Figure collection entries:

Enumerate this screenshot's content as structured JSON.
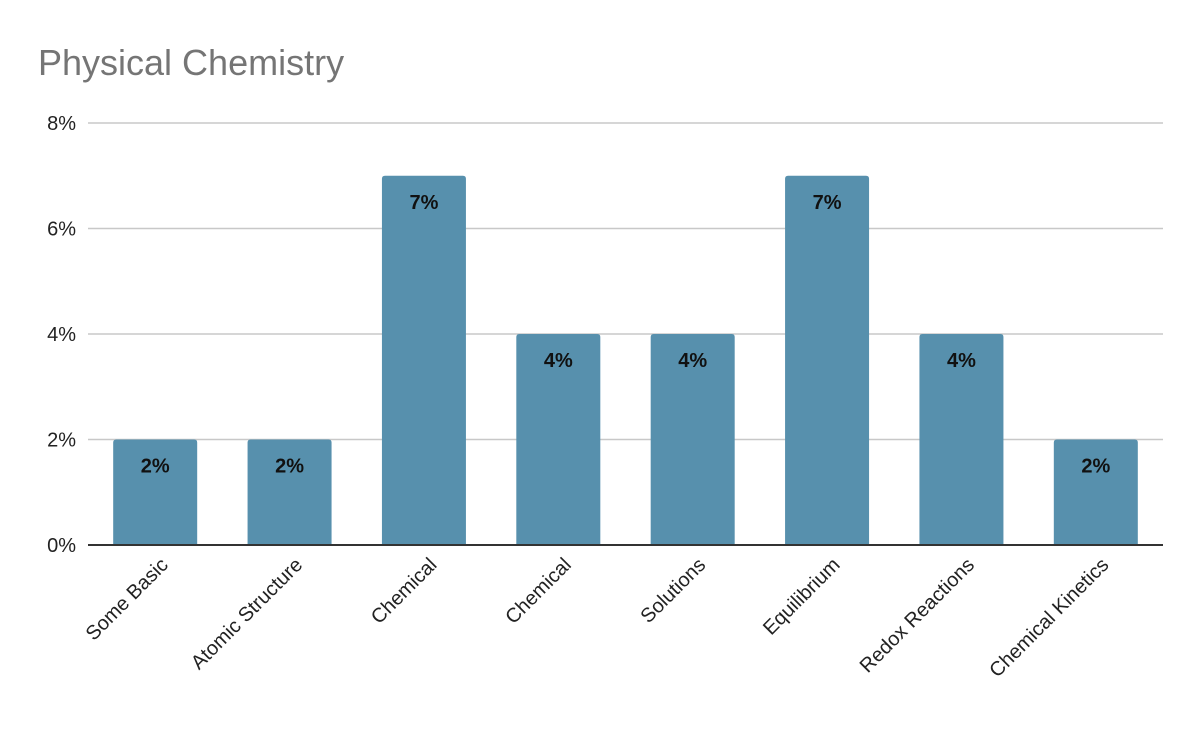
{
  "chart_data": {
    "type": "bar",
    "title": "Physical Chemistry",
    "xlabel": "",
    "ylabel": "",
    "categories": [
      "Some Basic",
      "Atomic Structure",
      "Chemical",
      "Chemical",
      "Solutions",
      "Equilibrium",
      "Redox Reactions",
      "Chemical Kinetics"
    ],
    "values": [
      2,
      2,
      7,
      4,
      4,
      7,
      4,
      2
    ],
    "data_labels": [
      "2%",
      "2%",
      "7%",
      "4%",
      "4%",
      "7%",
      "4%",
      "2%"
    ],
    "ylim": [
      0,
      8
    ],
    "yticks": [
      0,
      2,
      4,
      6,
      8
    ],
    "ytick_labels": [
      "0%",
      "2%",
      "4%",
      "6%",
      "8%"
    ],
    "grid": true,
    "legend": "none",
    "colors": {
      "bar": "#5790ad",
      "grid": "#c8c8c8",
      "axis": "#333333",
      "title": "#757575"
    }
  }
}
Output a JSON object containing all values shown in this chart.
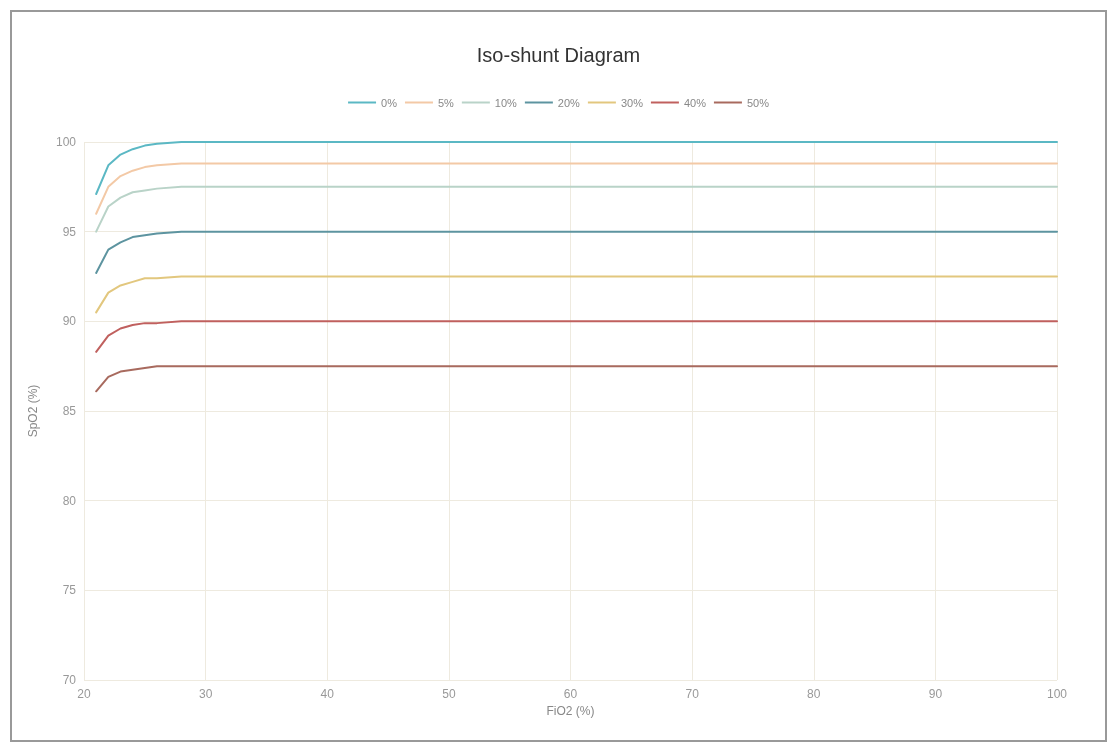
{
  "chart_data": {
    "type": "line",
    "title": "Iso-shunt Diagram",
    "xlabel": "FiO2 (%)",
    "ylabel": "SpO2 (%)",
    "x": [
      21,
      22,
      23,
      24,
      25,
      26,
      28,
      30,
      40,
      50,
      60,
      70,
      80,
      90,
      100
    ],
    "series": [
      {
        "name": "0%",
        "color": "#5bb8c4",
        "values": [
          97.1,
          98.7,
          99.3,
          99.6,
          99.8,
          99.9,
          100,
          100,
          100,
          100,
          100,
          100,
          100,
          100,
          100
        ]
      },
      {
        "name": "5%",
        "color": "#f3c9a6",
        "values": [
          96,
          97.5,
          98.1,
          98.4,
          98.6,
          98.7,
          98.8,
          98.8,
          98.8,
          98.8,
          98.8,
          98.8,
          98.8,
          98.8,
          98.8
        ]
      },
      {
        "name": "10%",
        "color": "#b9d3c8",
        "values": [
          95,
          96.4,
          96.9,
          97.2,
          97.3,
          97.4,
          97.5,
          97.5,
          97.5,
          97.5,
          97.5,
          97.5,
          97.5,
          97.5,
          97.5
        ]
      },
      {
        "name": "20%",
        "color": "#5d94a0",
        "values": [
          92.7,
          94,
          94.4,
          94.7,
          94.8,
          94.9,
          95,
          95,
          95,
          95,
          95,
          95,
          95,
          95,
          95
        ]
      },
      {
        "name": "30%",
        "color": "#e2c77e",
        "values": [
          90.5,
          91.6,
          92,
          92.2,
          92.4,
          92.4,
          92.5,
          92.5,
          92.5,
          92.5,
          92.5,
          92.5,
          92.5,
          92.5,
          92.5
        ]
      },
      {
        "name": "40%",
        "color": "#c0605e",
        "values": [
          88.3,
          89.2,
          89.6,
          89.8,
          89.9,
          89.9,
          90,
          90,
          90,
          90,
          90,
          90,
          90,
          90,
          90
        ]
      },
      {
        "name": "50%",
        "color": "#a86a5e",
        "values": [
          86.1,
          86.9,
          87.2,
          87.3,
          87.4,
          87.5,
          87.5,
          87.5,
          87.5,
          87.5,
          87.5,
          87.5,
          87.5,
          87.5,
          87.5
        ]
      }
    ],
    "xlim": [
      20,
      100
    ],
    "xticks": [
      20,
      30,
      40,
      50,
      60,
      70,
      80,
      90,
      100
    ],
    "ylim": [
      70,
      100
    ],
    "yticks": [
      70,
      75,
      80,
      85,
      90,
      95,
      100
    ],
    "grid": true,
    "legend": "top",
    "marker": "none",
    "line_style": "solid"
  }
}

- PROBLEM TO SOLVE
Extract every line above that contains the word "name".

- ANSWER
        "name": "0%",
        "name": "5%",
        "name": "10%",
        "name": "20%",
        "name": "30%",
        "name": "40%",
        "name": "50%",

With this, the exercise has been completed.